◆ **Set task**
Each entry below must be repeated exactly, with pictures left out.

Entries taken from a collection
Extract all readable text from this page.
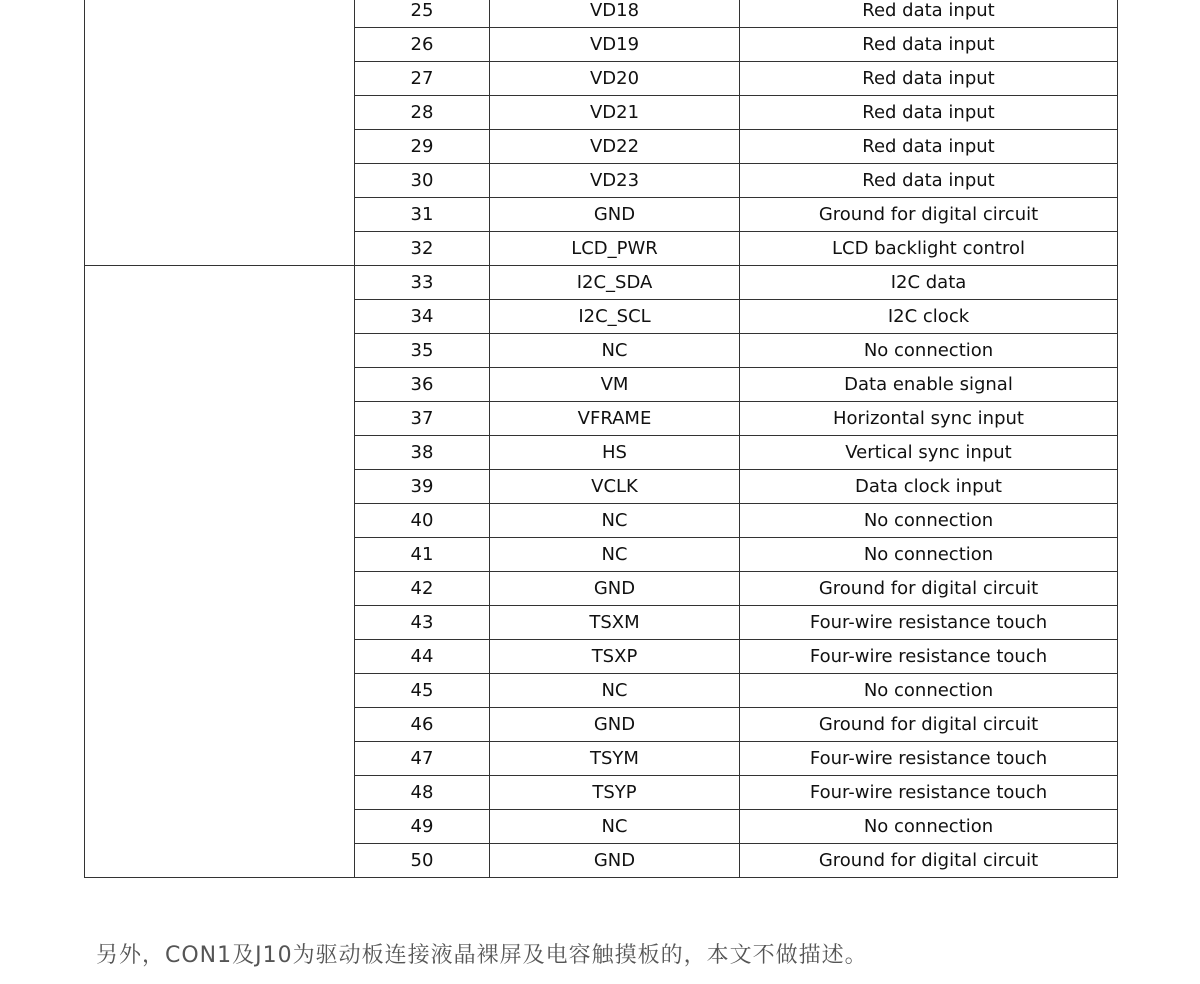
	25	VD18	Red data input
	26	VD19	Red data input
	27	VD20	Red data input
	28	VD21	Red data input
	29	VD22	Red data input
	30	VD23	Red data input
	31	GND	Ground for digital circuit
	32	LCD_PWR	LCD backlight control
	33	I2C_SDA	I2C data
	34	I2C_SCL	I2C clock
	35	NC	No connection
	36	VM	Data enable signal
	37	VFRAME	Horizontal sync input
	38	HS	Vertical sync input
	39	VCLK	Data clock input
	40	NC	No connection
	41	NC	No connection
	42	GND	Ground for digital circuit
	43	TSXM	Four-wire resistance touch
	44	TSXP	Four-wire resistance touch
	45	NC	No connection
	46	GND	Ground for digital circuit
	47	TSYM	Four-wire resistance touch
	48	TSYP	Four-wire resistance touch
	49	NC	No connection
	50	GND	Ground for digital circuit

另外，CON1及J10为驱动板连接液晶裸屏及电容触摸板的，本文不做描述。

◆ **Solution to this problem**
Extract all readable text from this page.
	25	VD18	Red data input
	26	VD19	Red data input
	27	VD20	Red data input
	28	VD21	Red data input
	29	VD22	Red data input
	30	VD23	Red data input
	31	GND	Ground for digital circuit
	32	LCD_PWR	LCD backlight control
	33	I2C_SDA	I2C data
	34	I2C_SCL	I2C clock
	35	NC	No connection
	36	VM	Data enable signal
	37	VFRAME	Horizontal sync input
	38	HS	Vertical sync input
	39	VCLK	Data clock input
	40	NC	No connection
	41	NC	No connection
	42	GND	Ground for digital circuit
	43	TSXM	Four-wire resistance touch
	44	TSXP	Four-wire resistance touch
	45	NC	No connection
	46	GND	Ground for digital circuit
	47	TSYM	Four-wire resistance touch
	48	TSYP	Four-wire resistance touch
	49	NC	No connection
	50	GND	Ground for digital circuit

另外，CON1及J10为驱动板连接液晶裸屏及电容触摸板的，本文不做描述。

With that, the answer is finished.